### INSTRUCTION
How many lines in this material include the string "rgba"? Answer with the number and nothing further.

### DATA IN THIS EXERCISE
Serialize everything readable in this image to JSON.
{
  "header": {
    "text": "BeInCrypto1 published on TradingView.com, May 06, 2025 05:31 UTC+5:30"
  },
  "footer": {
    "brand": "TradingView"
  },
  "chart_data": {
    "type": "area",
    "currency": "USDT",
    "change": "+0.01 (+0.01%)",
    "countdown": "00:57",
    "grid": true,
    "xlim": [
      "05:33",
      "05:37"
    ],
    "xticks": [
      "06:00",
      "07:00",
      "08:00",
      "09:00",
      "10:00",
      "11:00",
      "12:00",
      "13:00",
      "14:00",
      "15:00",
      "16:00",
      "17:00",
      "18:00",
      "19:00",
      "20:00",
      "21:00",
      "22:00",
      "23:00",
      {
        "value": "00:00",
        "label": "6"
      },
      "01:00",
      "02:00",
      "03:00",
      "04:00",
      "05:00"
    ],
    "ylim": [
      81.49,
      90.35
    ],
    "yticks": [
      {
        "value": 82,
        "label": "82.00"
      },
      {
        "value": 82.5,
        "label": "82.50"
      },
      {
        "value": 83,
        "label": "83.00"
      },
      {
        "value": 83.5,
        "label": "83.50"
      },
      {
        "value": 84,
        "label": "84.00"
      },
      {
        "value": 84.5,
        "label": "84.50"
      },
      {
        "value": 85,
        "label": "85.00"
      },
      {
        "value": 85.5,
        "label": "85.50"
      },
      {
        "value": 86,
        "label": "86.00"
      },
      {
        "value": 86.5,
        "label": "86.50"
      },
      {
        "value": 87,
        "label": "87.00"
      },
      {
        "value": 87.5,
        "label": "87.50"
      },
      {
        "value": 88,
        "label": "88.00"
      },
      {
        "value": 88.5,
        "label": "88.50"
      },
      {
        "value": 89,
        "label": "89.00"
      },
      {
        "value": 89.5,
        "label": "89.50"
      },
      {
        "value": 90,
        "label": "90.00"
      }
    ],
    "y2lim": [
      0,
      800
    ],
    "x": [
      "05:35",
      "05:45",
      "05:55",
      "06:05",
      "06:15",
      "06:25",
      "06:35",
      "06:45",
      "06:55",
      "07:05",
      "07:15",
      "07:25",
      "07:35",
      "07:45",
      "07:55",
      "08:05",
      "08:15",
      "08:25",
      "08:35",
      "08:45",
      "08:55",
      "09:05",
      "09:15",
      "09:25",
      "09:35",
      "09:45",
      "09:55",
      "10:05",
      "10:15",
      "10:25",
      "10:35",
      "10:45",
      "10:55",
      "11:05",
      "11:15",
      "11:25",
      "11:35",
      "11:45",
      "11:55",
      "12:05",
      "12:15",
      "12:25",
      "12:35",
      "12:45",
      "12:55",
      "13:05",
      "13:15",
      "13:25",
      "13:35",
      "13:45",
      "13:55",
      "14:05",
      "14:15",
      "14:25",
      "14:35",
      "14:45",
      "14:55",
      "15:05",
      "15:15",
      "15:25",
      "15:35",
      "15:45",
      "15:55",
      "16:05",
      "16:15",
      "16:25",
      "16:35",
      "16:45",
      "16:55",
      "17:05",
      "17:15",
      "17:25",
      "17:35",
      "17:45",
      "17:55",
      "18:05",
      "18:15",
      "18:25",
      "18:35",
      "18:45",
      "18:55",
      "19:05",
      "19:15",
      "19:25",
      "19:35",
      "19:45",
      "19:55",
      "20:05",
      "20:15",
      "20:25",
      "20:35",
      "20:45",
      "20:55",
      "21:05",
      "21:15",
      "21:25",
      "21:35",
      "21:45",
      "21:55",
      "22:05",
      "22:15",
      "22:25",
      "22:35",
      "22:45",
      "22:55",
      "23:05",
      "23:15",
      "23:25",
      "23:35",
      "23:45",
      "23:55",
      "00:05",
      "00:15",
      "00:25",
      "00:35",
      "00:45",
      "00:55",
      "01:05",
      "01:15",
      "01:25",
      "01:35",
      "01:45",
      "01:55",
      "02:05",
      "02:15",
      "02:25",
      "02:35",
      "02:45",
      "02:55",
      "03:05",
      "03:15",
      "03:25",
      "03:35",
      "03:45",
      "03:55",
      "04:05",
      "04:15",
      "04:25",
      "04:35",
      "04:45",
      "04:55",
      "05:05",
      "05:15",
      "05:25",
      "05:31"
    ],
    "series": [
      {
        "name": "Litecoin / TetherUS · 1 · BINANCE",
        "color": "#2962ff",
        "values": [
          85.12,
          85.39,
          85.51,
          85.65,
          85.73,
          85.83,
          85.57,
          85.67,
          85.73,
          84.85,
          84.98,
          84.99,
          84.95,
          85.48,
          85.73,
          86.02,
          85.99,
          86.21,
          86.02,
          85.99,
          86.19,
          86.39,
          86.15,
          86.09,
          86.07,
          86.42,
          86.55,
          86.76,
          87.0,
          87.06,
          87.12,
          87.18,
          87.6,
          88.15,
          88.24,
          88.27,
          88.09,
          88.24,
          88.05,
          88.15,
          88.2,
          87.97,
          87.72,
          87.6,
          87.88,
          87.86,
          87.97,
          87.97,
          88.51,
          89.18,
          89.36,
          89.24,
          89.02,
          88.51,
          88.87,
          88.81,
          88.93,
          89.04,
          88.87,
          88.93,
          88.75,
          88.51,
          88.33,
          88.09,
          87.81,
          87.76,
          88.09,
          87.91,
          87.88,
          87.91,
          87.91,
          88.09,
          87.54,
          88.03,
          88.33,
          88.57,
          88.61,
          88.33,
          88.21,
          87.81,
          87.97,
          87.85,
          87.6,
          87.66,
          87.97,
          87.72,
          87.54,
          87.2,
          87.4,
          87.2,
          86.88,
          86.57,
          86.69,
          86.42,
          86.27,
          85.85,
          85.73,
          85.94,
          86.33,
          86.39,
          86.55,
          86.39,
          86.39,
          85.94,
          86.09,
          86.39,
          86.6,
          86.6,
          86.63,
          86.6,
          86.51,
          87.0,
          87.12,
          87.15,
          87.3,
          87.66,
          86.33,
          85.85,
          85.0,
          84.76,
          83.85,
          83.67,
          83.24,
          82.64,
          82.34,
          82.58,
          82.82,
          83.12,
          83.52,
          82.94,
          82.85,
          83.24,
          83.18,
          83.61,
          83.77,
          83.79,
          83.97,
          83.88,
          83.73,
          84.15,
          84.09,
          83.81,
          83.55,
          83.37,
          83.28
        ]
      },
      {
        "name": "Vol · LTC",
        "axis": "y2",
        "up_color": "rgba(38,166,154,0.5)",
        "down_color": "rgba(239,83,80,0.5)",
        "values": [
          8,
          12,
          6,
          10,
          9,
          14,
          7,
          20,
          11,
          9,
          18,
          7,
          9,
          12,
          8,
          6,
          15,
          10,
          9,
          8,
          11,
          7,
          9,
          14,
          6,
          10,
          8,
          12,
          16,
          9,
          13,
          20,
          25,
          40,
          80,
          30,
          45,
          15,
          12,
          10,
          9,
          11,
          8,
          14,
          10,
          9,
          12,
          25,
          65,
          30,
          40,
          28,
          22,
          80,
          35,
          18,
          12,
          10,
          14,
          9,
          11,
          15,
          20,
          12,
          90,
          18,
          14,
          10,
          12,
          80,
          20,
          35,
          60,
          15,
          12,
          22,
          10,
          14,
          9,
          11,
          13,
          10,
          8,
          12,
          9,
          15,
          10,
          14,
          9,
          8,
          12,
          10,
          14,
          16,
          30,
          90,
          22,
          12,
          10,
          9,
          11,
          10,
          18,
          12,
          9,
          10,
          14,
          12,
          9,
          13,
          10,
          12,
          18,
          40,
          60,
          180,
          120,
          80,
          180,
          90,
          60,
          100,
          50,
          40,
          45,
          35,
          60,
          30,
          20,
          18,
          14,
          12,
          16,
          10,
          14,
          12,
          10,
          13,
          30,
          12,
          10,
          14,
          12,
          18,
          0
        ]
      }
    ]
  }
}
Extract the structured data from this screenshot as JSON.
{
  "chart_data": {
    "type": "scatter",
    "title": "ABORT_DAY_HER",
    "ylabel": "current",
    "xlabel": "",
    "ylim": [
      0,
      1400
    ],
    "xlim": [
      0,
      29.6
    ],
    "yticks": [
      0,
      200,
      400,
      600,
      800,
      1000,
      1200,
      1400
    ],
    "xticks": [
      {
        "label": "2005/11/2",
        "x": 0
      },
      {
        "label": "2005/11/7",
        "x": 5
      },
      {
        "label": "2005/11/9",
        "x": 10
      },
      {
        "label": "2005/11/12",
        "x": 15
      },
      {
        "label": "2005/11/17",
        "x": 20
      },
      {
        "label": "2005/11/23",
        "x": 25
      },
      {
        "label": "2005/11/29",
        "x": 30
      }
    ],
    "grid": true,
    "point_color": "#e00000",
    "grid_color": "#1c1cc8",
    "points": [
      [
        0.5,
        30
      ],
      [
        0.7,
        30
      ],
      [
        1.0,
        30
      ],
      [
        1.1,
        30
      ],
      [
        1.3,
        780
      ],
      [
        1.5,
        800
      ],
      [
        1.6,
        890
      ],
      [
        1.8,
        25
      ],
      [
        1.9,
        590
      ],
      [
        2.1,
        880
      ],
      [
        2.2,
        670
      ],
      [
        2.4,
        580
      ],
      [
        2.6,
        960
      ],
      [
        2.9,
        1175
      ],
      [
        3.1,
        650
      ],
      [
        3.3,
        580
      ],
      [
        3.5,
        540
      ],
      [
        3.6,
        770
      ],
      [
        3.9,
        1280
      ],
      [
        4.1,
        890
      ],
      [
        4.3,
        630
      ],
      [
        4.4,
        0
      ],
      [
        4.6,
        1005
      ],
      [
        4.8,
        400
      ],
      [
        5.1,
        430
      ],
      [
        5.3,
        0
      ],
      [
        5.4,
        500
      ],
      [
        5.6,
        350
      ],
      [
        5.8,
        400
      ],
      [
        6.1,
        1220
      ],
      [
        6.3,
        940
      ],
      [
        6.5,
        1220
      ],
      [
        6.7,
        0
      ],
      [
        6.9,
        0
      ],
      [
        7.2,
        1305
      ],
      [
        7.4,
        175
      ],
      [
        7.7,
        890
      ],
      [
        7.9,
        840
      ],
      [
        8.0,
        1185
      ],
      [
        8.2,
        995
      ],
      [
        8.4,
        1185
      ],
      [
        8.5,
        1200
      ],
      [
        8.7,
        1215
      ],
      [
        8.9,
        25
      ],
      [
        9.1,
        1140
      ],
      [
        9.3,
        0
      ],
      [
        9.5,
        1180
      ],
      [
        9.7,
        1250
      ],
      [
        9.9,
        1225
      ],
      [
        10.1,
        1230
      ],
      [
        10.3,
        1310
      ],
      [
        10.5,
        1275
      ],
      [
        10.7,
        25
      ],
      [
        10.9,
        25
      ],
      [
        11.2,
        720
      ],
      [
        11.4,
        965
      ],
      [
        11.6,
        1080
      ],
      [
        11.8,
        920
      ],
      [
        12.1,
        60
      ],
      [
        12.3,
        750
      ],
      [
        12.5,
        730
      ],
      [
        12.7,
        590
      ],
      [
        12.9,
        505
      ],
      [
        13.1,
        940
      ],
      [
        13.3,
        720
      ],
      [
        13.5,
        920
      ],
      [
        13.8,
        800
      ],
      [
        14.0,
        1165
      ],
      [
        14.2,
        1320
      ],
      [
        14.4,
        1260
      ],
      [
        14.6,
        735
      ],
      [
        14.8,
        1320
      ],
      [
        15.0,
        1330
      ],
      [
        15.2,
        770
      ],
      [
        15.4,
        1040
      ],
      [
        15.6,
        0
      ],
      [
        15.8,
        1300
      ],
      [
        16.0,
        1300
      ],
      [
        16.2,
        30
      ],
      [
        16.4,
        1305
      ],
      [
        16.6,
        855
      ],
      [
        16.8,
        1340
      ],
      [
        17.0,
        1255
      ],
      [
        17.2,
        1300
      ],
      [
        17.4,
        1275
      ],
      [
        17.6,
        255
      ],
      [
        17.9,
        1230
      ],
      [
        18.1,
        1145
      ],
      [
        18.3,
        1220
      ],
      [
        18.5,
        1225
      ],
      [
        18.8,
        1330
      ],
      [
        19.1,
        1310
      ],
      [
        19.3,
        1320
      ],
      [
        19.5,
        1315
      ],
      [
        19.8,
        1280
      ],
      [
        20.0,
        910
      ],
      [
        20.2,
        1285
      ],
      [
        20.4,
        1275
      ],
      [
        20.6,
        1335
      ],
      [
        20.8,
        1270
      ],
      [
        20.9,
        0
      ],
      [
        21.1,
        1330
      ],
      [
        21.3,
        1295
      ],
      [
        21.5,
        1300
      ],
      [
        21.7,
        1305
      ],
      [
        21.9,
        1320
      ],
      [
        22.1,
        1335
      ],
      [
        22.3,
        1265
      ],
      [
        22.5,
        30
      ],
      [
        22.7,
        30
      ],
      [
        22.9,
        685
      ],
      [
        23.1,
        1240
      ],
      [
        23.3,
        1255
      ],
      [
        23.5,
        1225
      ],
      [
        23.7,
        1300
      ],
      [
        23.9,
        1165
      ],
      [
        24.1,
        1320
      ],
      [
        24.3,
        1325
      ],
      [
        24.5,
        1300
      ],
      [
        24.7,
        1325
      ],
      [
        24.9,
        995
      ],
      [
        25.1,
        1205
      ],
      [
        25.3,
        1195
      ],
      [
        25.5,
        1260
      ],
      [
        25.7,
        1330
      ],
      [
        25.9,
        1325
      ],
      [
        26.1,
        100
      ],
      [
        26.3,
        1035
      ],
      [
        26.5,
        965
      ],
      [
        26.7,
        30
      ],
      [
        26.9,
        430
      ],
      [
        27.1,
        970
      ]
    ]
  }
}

### WRITTEN SOLUTION
2